▸ YOUR GOAL
Look below for the line with "Extract the structured", then repeat it and all lines after it, exactly, minus any pictures.

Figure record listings
###

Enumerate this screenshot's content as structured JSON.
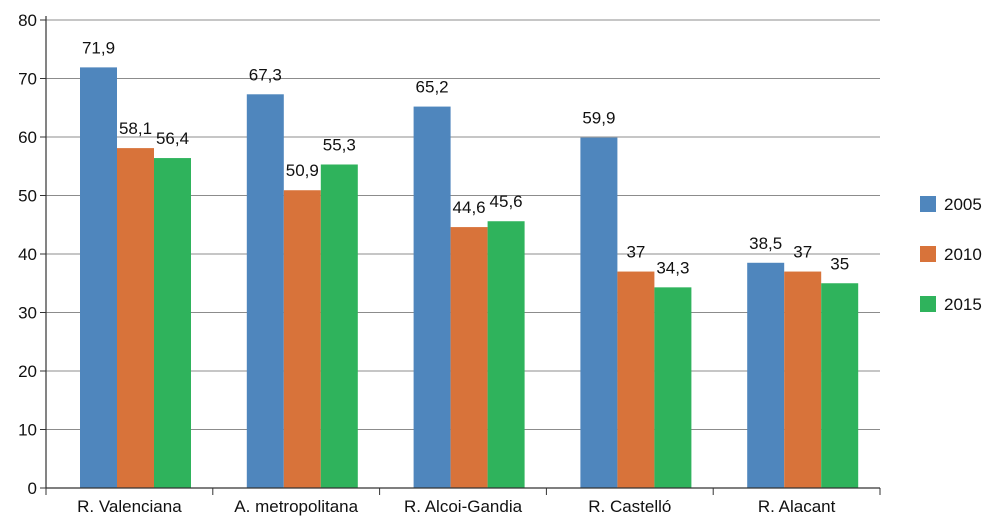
{
  "chart_data": {
    "type": "bar",
    "title": "",
    "xlabel": "",
    "ylabel": "",
    "categories": [
      "R. Valenciana",
      "A. metropolitana",
      "R. Alcoi-Gandia",
      "R. Castelló",
      "R. Alacant"
    ],
    "series": [
      {
        "name": "2005",
        "color": "#4f86bd",
        "values": [
          71.9,
          67.3,
          65.2,
          59.9,
          38.5
        ],
        "labels": [
          "71,9",
          "67,3",
          "65,2",
          "59,9",
          "38,5"
        ]
      },
      {
        "name": "2010",
        "color": "#d8733a",
        "values": [
          58.1,
          50.9,
          44.6,
          37,
          37
        ],
        "labels": [
          "58,1",
          "50,9",
          "44,6",
          "37",
          "37"
        ]
      },
      {
        "name": "2015",
        "color": "#2fb35c",
        "values": [
          56.4,
          55.3,
          45.6,
          34.3,
          35
        ],
        "labels": [
          "56,4",
          "55,3",
          "45,6",
          "34,3",
          "35"
        ]
      }
    ],
    "ylim": [
      0,
      80
    ],
    "yticks": [
      0,
      10,
      20,
      30,
      40,
      50,
      60,
      70,
      80
    ],
    "grid": true,
    "legend_position": "right"
  }
}
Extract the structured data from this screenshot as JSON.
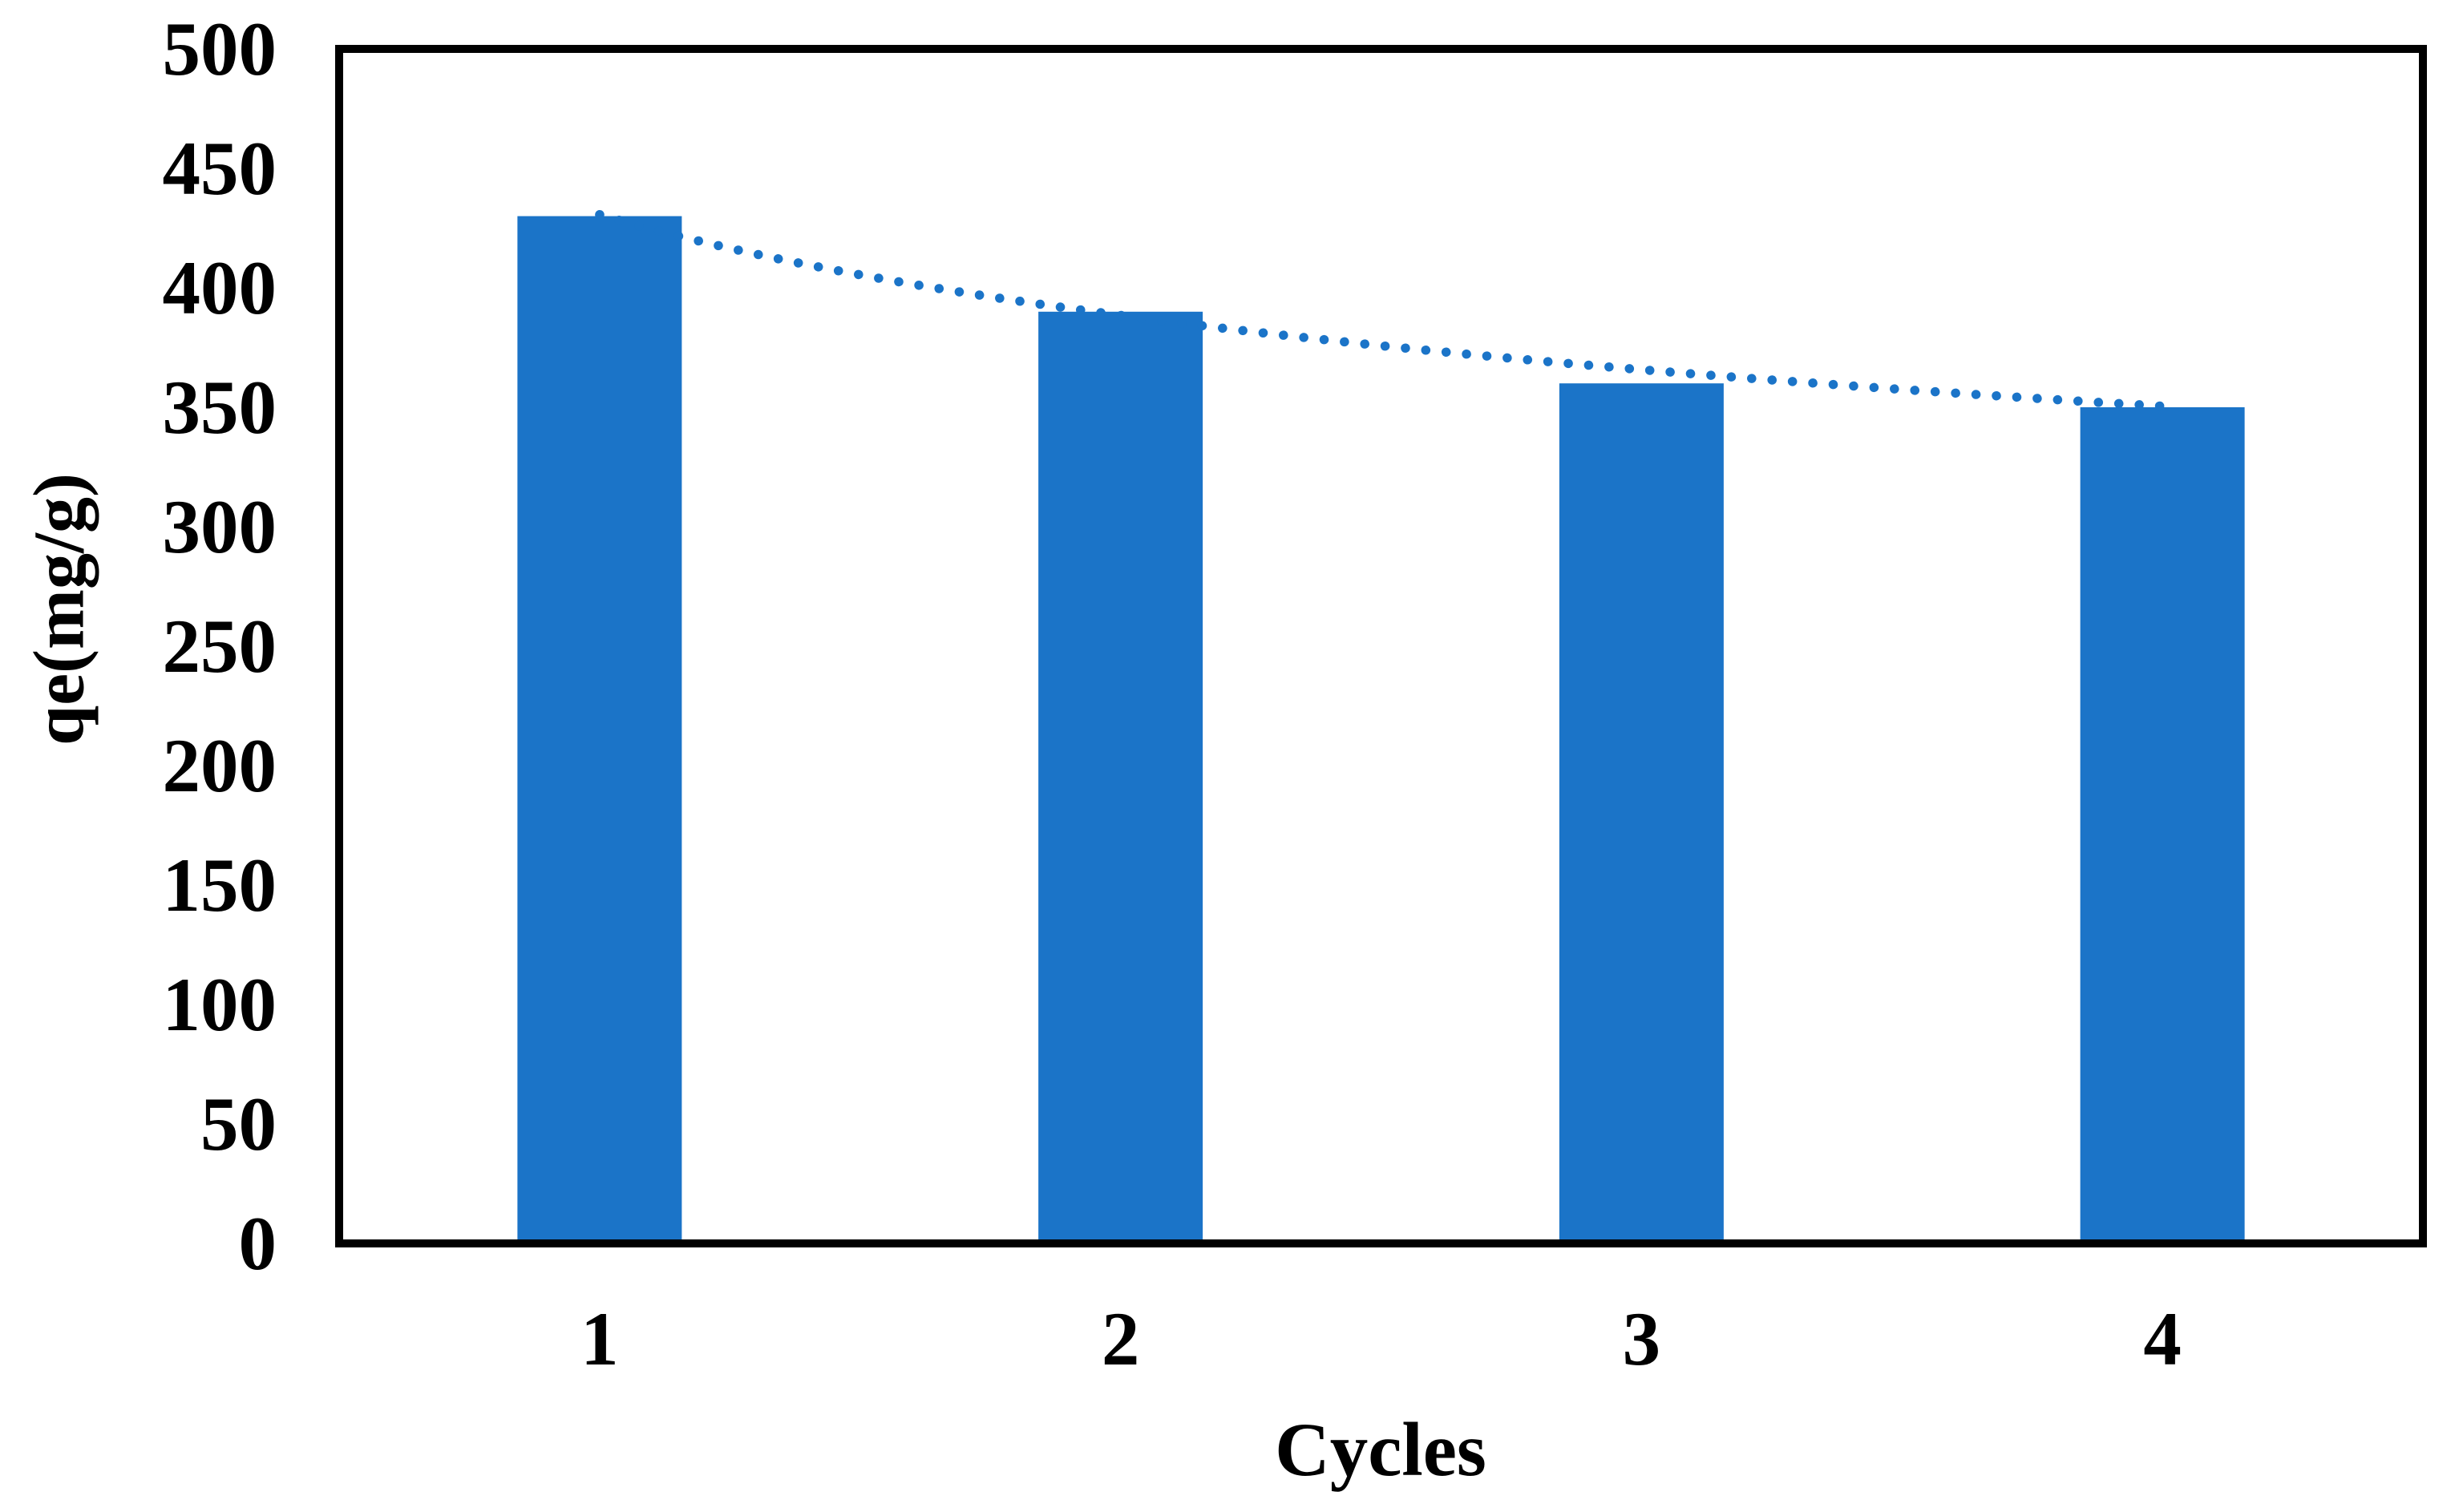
{
  "figure": {
    "background": "#FFFFFF",
    "frame_color": "#000000",
    "text_color": "#000000"
  },
  "chart_data": {
    "type": "bar",
    "title": "",
    "xlabel": "Cycles",
    "ylabel": "qe(mg/g)",
    "categories": [
      "1",
      "2",
      "3",
      "4"
    ],
    "values": [
      430,
      390,
      360,
      350
    ],
    "ylim": [
      0,
      500
    ],
    "ytick_step": 50,
    "ytick_labels": [
      "0",
      "50",
      "100",
      "150",
      "200",
      "250",
      "300",
      "350",
      "400",
      "450",
      "500"
    ],
    "grid": false,
    "legend_position": "none",
    "bar_color": "#1B74C8",
    "trendline": {
      "type": "power",
      "coef_a": 430.6,
      "exp_b": -0.1486,
      "style": "dotted",
      "color": "#1B74C8",
      "x_start": 1,
      "x_end": 4
    }
  }
}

###

▸ EXPECTED ANSWER
Extract the structured data from this screenshot as JSON.
{
  "figure": {
    "background": "#FFFFFF",
    "frame_color": "#000000",
    "text_color": "#000000"
  },
  "chart_data": {
    "type": "bar",
    "title": "",
    "xlabel": "Cycles",
    "ylabel": "qe(mg/g)",
    "categories": [
      "1",
      "2",
      "3",
      "4"
    ],
    "values": [
      430,
      390,
      360,
      350
    ],
    "ylim": [
      0,
      500
    ],
    "ytick_step": 50,
    "ytick_labels": [
      "0",
      "50",
      "100",
      "150",
      "200",
      "250",
      "300",
      "350",
      "400",
      "450",
      "500"
    ],
    "grid": false,
    "legend_position": "none",
    "bar_color": "#1B74C8",
    "trendline": {
      "type": "power",
      "coef_a": 430.6,
      "exp_b": -0.1486,
      "style": "dotted",
      "color": "#1B74C8",
      "x_start": 1,
      "x_end": 4
    }
  }
}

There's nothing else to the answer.